** Aim **
Switch "PT Connection" to "VT Connection" in the entries, starting with the first line and going on through the line containing "Text: kV / 110", and write those lines out again with nothing else altered.

=== The data ===

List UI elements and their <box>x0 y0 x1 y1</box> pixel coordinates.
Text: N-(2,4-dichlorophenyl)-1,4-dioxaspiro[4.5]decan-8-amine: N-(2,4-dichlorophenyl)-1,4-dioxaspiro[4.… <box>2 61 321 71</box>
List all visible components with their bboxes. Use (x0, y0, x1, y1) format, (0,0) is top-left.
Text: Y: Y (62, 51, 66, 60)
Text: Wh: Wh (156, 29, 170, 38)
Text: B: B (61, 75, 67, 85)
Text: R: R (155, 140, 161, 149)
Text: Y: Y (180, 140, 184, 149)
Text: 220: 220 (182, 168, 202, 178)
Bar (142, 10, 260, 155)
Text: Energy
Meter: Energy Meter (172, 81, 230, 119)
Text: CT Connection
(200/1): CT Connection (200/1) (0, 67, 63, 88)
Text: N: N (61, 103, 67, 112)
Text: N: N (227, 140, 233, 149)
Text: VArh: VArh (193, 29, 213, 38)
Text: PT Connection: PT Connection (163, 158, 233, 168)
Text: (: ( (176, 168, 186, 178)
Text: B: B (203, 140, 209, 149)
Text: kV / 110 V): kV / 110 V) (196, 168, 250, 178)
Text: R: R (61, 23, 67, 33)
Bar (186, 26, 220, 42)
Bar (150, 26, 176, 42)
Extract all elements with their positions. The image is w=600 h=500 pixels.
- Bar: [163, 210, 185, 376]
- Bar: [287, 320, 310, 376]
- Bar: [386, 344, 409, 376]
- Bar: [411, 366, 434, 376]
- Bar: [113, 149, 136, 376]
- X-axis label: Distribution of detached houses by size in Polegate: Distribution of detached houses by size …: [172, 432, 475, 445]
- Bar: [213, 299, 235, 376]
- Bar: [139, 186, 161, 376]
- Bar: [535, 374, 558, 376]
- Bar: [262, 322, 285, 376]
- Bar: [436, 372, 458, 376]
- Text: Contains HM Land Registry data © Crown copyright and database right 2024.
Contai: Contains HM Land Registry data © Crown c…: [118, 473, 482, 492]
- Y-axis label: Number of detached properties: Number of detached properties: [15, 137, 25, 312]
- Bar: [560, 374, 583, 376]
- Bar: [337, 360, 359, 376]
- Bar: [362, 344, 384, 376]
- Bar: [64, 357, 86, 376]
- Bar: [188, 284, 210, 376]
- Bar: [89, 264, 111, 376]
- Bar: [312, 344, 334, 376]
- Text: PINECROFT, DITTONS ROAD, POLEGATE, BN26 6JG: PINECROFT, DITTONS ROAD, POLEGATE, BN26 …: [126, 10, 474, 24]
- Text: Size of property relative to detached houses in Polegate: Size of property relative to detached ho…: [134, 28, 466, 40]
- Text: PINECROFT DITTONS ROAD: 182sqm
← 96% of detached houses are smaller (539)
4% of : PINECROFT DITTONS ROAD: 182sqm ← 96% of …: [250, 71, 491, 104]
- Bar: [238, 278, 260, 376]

===

** Result **
List UI elements and their <box>x0 y0 x1 y1</box> pixel coordinates.
Text: N-(2,4-dichlorophenyl)-1,4-dioxaspiro[4.5]decan-8-amine: N-(2,4-dichlorophenyl)-1,4-dioxaspiro[4.… <box>2 61 321 71</box>
List all visible components with their bboxes. Use (x0, y0, x1, y1) format, (0,0) is top-left.
Text: Y: Y (62, 51, 66, 60)
Text: Wh: Wh (156, 29, 170, 38)
Text: B: B (61, 75, 67, 85)
Text: R: R (155, 140, 161, 149)
Text: Y: Y (180, 140, 184, 149)
Text: 220: 220 (182, 168, 202, 178)
Bar (142, 10, 260, 155)
Text: Energy
Meter: Energy Meter (172, 81, 230, 119)
Text: CT Connection
(200/1): CT Connection (200/1) (0, 67, 63, 88)
Text: N: N (61, 103, 67, 112)
Text: N: N (227, 140, 233, 149)
Text: VArh: VArh (193, 29, 213, 38)
Text: VT Connection: VT Connection (163, 158, 233, 168)
Text: (: ( (176, 168, 186, 178)
Text: B: B (203, 140, 209, 149)
Text: kV / 110 V): kV / 110 V) (196, 168, 250, 178)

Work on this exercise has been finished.